• **What you should do**
Isolate every line in the records below with "اشهدالله" in it.

▬▬▬▬▬▬▬▬▬▬

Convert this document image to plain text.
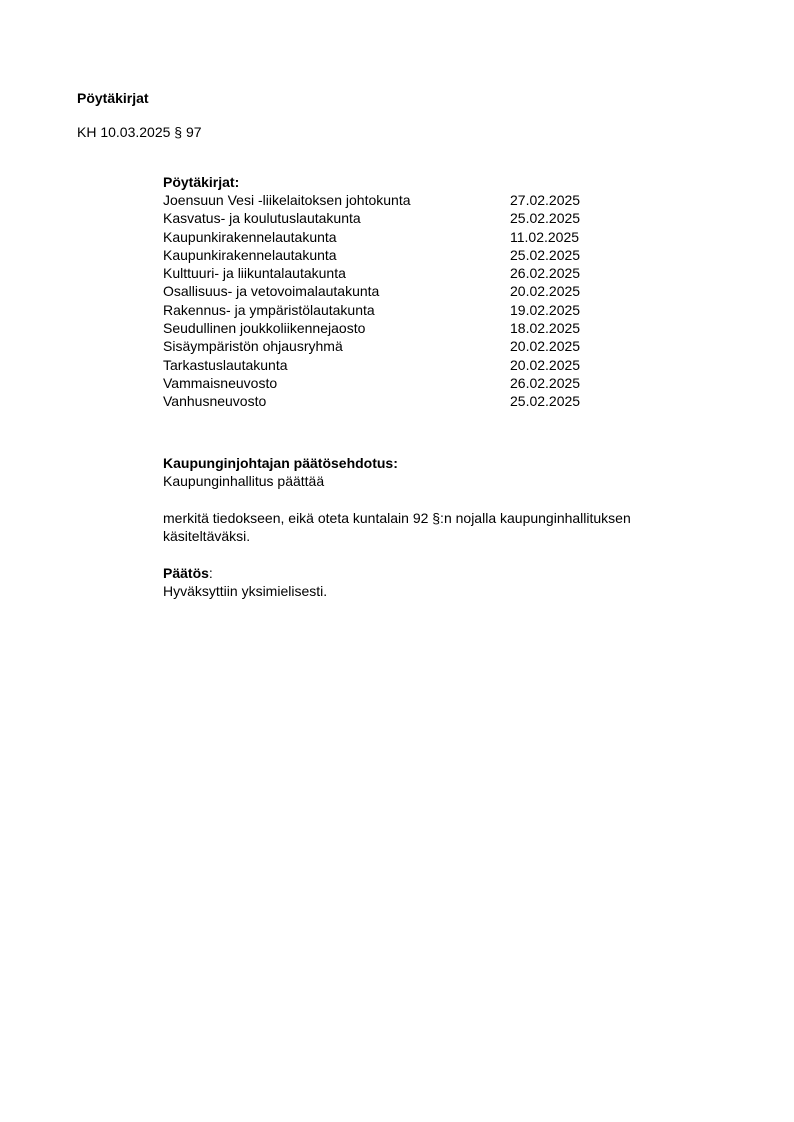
Pöytäkirjat

KH 10.03.2025 § 97

Pöytäkirjat:

Joensuun Vesi -liikelaitoksen johtokunta	27.02.2025
Kasvatus- ja koulutuslautakunta	25.02.2025
Kaupunkirakennelautakunta	11.02.2025
Kaupunkirakennelautakunta	25.02.2025
Kulttuuri- ja liikuntalautakunta	26.02.2025
Osallisuus- ja vetovoimalautakunta	20.02.2025
Rakennus- ja ympäristölautakunta	19.02.2025
Seudullinen joukkoliikennejaosto	18.02.2025
Sisäympäristön ohjausryhmä	20.02.2025
Tarkastuslautakunta	20.02.2025
Vammaisneuvosto	26.02.2025
Vanhusneuvosto	25.02.2025

Kaupunginjohtajan päätösehdotus:

Kaupunginhallitus päättää

merkitä tiedokseen, eikä oteta kuntalain 92 §:n nojalla kaupunginhallituksen käsiteltäväksi.

Päätös:

Hyväksyttiin yksimielisesti.
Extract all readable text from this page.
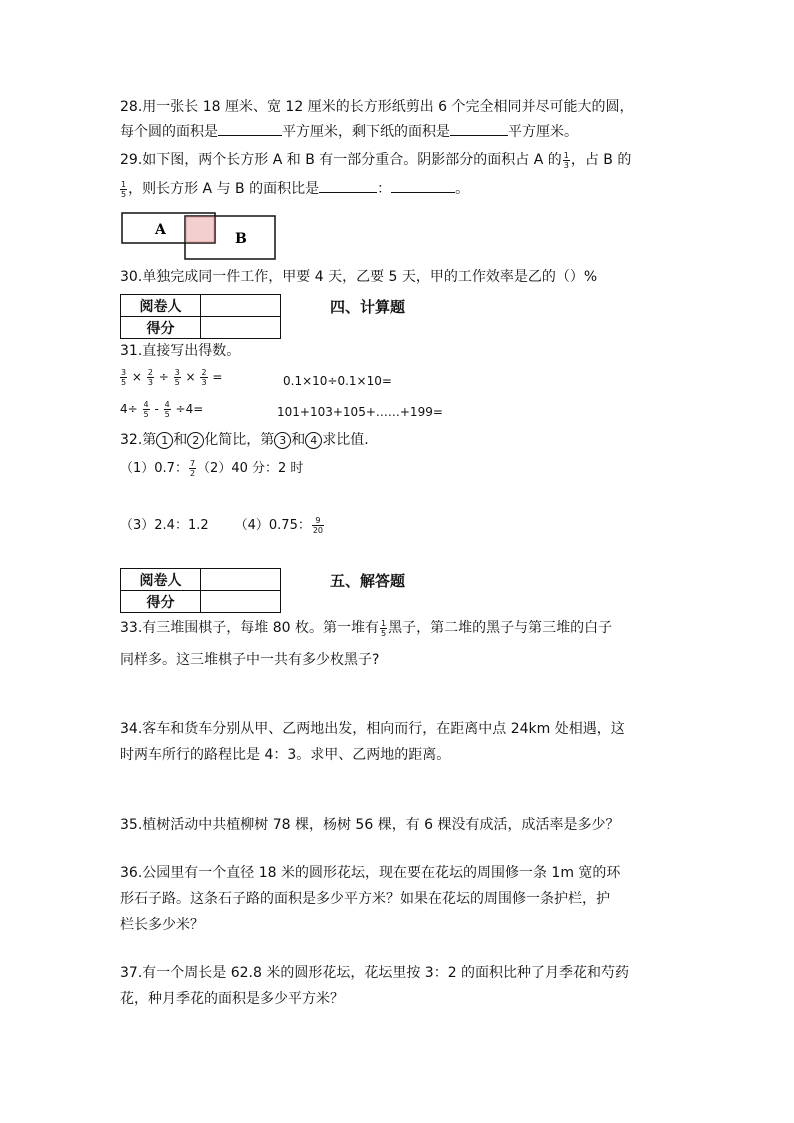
28.用一张长 18 厘米、宽 12 厘米的长方形纸剪出 6 个完全相同并尽可能大的圆，
每个圆的面积是	平方厘米，剩下纸的面积是	平方厘米。
29.如下图，两个长方形 A 和 B 有一部分重合。阴影部分的面积占 A 的 $\frac{1}{3}$ ，占 B 的
$\frac{1}{5}$ ，则长方形 A 与 B 的面积比是	：	。
A
B
30.单独完成同一件工作，甲要 4 天，乙要 5 天，甲的工作效率是乙的（）%
阅卷人	
得分	
四、计算题
31.直接写出得数。
$\frac{3}{5} \times \frac{2}{3} \div \frac{3}{5} \times \frac{2}{3}$ =	0.1×10÷0.1×10=
$4\div \frac{4}{5} - \frac{4}{5} \div 4=$	101+103+105+……+199=
32.第 1 和 2 化简比，第 3 和 4 求比值.
（1）0.7： $\frac{7}{2} (2)40$ 分：2 时
（3）2.4：1.2 （4）0.75： $\frac{9}{20}$
阅卷人	
得分	
五、解答题
33.有三堆围棋子，每堆 80 枚。第一堆有 $\frac{1}{5}$ 黑子，第二堆的黑子与第三堆的白子
同样多。这三堆棋子中一共有多少枚黑子?
34.客车和货车分别从甲、乙两地出发，相向而行，在距离中点 24km 处相遇，这
时两车所行的路程比是 4：3。求甲、乙两地的距离。
35.植树活动中共植柳树 78 棵，杨树 56 棵，有 6 棵没有成活，成活率是多少？
36.公园里有一个直径 18 米的圆形花坛，现在要在花坛的周围修一条 1m 宽的环
形石子路。这条石子路的面积是多少平方米？如果在花坛的周围修一条护栏，护
栏长多少米？
37.有一个周长是 62.8 米的圆形花坛，花坛里按 3：2 的面积比种了月季花和芍药
花，种月季花的面积是多少平方米？
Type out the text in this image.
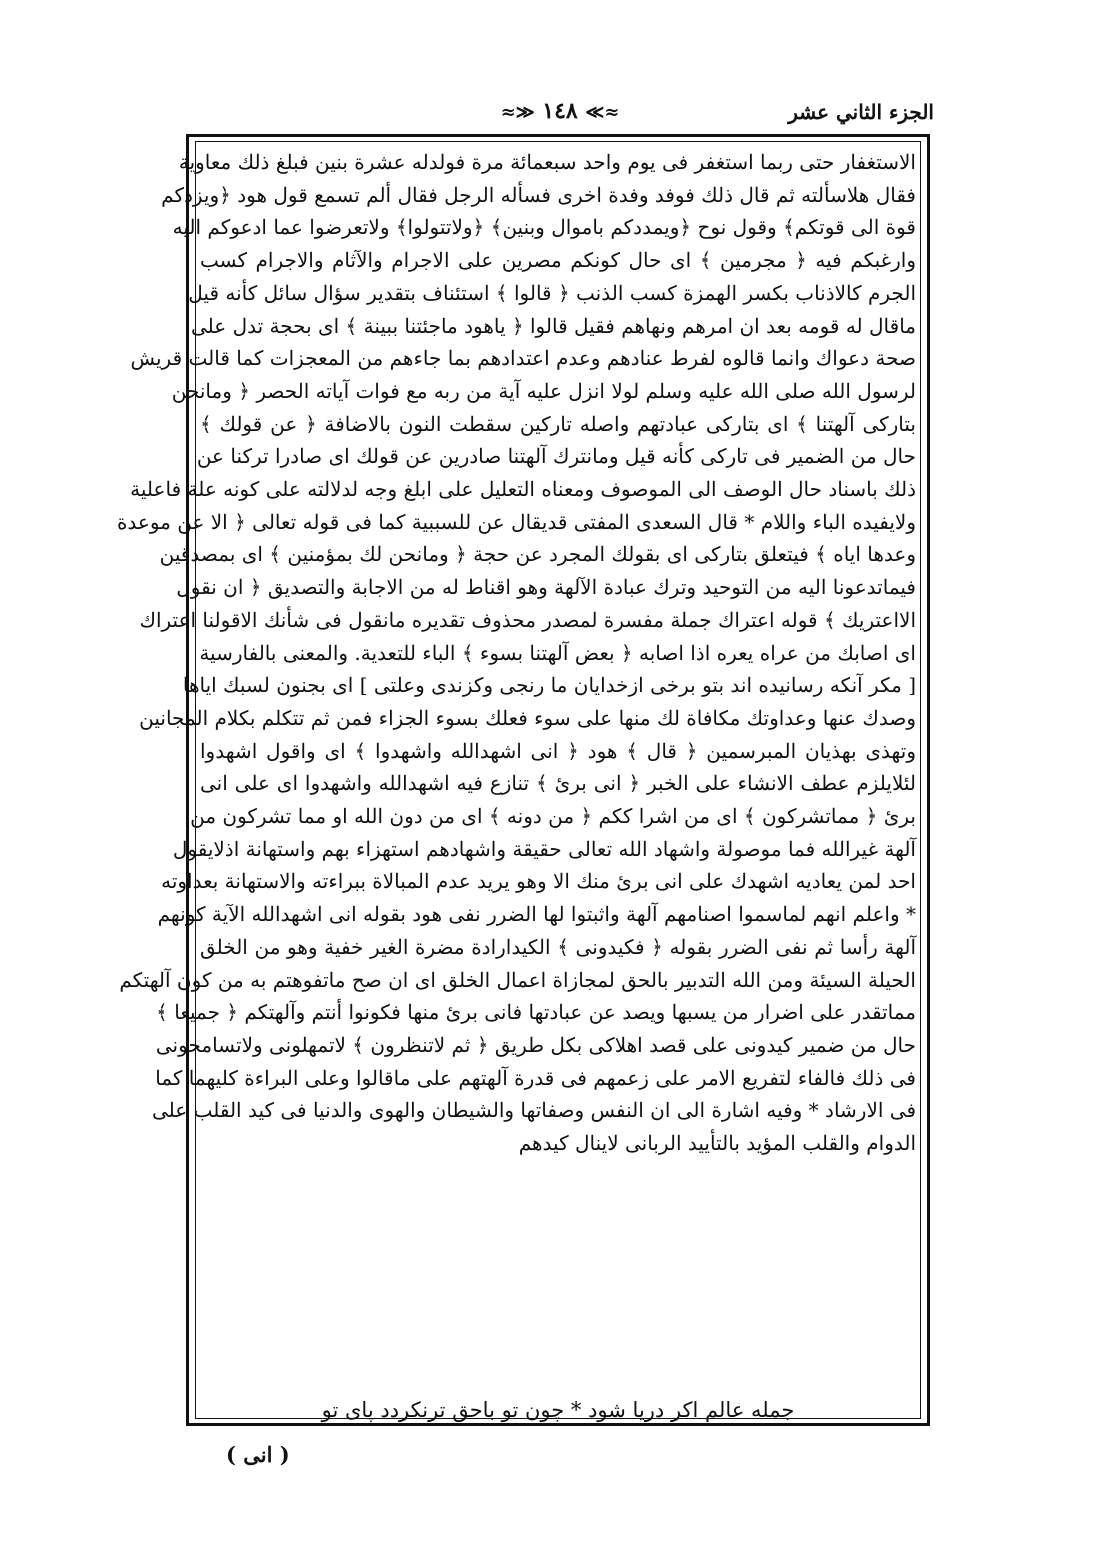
الجزء الثاني عشر
≈≫ ١٤٨ ≪≈
الاستغفار حتى ربما استغفر فى يوم واحد سبعمائة مرة فولدله عشرة بنين فبلغ ذلك معاوية
فقال هلاسألته ثم قال ذلك فوفد وفدة اخرى فسأله الرجل فقال ألم تسمع قول هود ﴿ويزدكم
قوة الى قوتكم﴾ وقول نوح ﴿ويمددكم باموال وبنين﴾ ﴿ولاتتولوا﴾ ولاتعرضوا عما ادعوكم اليه
وارغبكم فيه ﴿ مجرمين ﴾ اى حال كونكم مصرين على الاجرام والآثام والاجرام كسب
الجرم كالاذناب بكسر الهمزة كسب الذنب ﴿ قالوا ﴾ استئناف بتقدير سؤال سائل كأنه قيل
ماقال له قومه بعد ان امرهم ونهاهم فقيل قالوا ﴿ ياهود ماجئتنا ببينة ﴾ اى بحجة تدل على
صحة دعواك وانما قالوه لفرط عنادهم وعدم اعتدادهم بما جاءهم من المعجزات كما قالت قريش
لرسول الله صلى الله عليه وسلم لولا انزل عليه آية من ربه مع فوات آياته الحصر ﴿ ومانحن
بتاركى آلهتنا ﴾ اى بتاركى عبادتهم واصله تاركين سقطت النون بالاضافة ﴿ عن قولك ﴾
حال من الضمير فى تاركى كأنه قيل ومانترك آلهتنا صادرين عن قولك اى صادرا تركنا عن
ذلك باسناد حال الوصف الى الموصوف ومعناه التعليل على ابلغ وجه لدلالته على كونه علة فاعلية
ولايفيده الباء واللام * قال السعدى المفتى قديقال عن للسببية كما فى قوله تعالى ﴿ الا عن موعدة
وعدها اياه ﴾ فيتعلق بتاركى اى بقولك المجرد عن حجة ﴿ ومانحن لك بمؤمنين ﴾ اى بمصدقين
فيماتدعونا اليه من التوحيد وترك عبادة الآلهة وهو اقناط له من الاجابة والتصديق ﴿ ان نقول
الااعتريك ﴾ قوله اعتراك جملة مفسرة لمصدر محذوف تقديره مانقول فى شأنك الاقولنا اعتراك
اى اصابك من عراه يعره اذا اصابه ﴿ بعض آلهتنا بسوء ﴾ الباء للتعدية. والمعنى بالفارسية
[ مكر آنكه رسانيده اند بتو برخى ازخدايان ما رنجى وكزندى وعلتى ] اى بجنون لسبك اياها
وصدك عنها وعداوتك مكافاة لك منها على سوء فعلك بسوء الجزاء فمن ثم تتكلم بكلام المجانين
وتهذى بهذيان المبرسمين ﴿ قال ﴾ هود ﴿ انى اشهدالله واشهدوا ﴾ اى واقول اشهدوا
لئلايلزم عطف الانشاء على الخبر ﴿ انى برئ ﴾ تنازع فيه اشهدالله واشهدوا اى على انى
برئ ﴿ مماتشركون ﴾ اى من اشرا ككم ﴿ من دونه ﴾ اى من دون الله او مما تشركون من
آلهة غيرالله فما موصولة واشهاد الله تعالى حقيقة واشهادهم استهزاء بهم واستهانة اذلايقول
احد لمن يعاديه اشهدك على انى برئ منك الا وهو يريد عدم المبالاة ببراءته والاستهانة بعداوته
* واعلم انهم لماسموا اصنامهم آلهة واثبتوا لها الضرر نفى هود بقوله انى اشهدالله الآية كونهم
آلهة رأسا ثم نفى الضرر بقوله ﴿ فكيدونى ﴾ الكيدارادة مضرة الغير خفية وهو من الخلق
الحيلة السيئة ومن الله التدبير بالحق لمجازاة اعمال الخلق اى ان صح ماتفوهتم به من كون آلهتكم
مماتقدر على اضرار من يسبها ويصد عن عبادتها فانى برئ منها فكونوا أنتم وآلهتكم ﴿ جميعا ﴾
حال من ضمير كيدونى على قصد اهلاكى بكل طريق ﴿ ثم لاتنظرون ﴾ لاتمهلونى ولاتسامحونى
فى ذلك فالفاء لتفريع الامر على زعمهم فى قدرة آلهتهم على ماقالوا وعلى البراءة كليهما كما
فى الارشاد * وفيه اشارة الى ان النفس وصفاتها والشيطان والهوى والدنيا فى كيد القلب على
الدوام والقلب المؤيد بالتأييد الربانى لاينال كيدهم
جمله عالم اكر دريا شود * چون تو باحق ترنكردد پاى تو
( انى )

▬▬▬▬▬▬▬▬▬▬

• **Finished answer**
وتهذى بهذيان المبرسمين ﴿ قال ﴾ هود ﴿ انى اشهدالله واشهدوا ﴾ اى واقول اشهدوا
لئلايلزم عطف الانشاء على الخبر ﴿ انى برئ ﴾ تنازع فيه اشهدالله واشهدوا اى على انى
* واعلم انهم لماسموا اصنامهم آلهة واثبتوا لها الضرر نفى هود بقوله انى اشهدالله الآية كونهم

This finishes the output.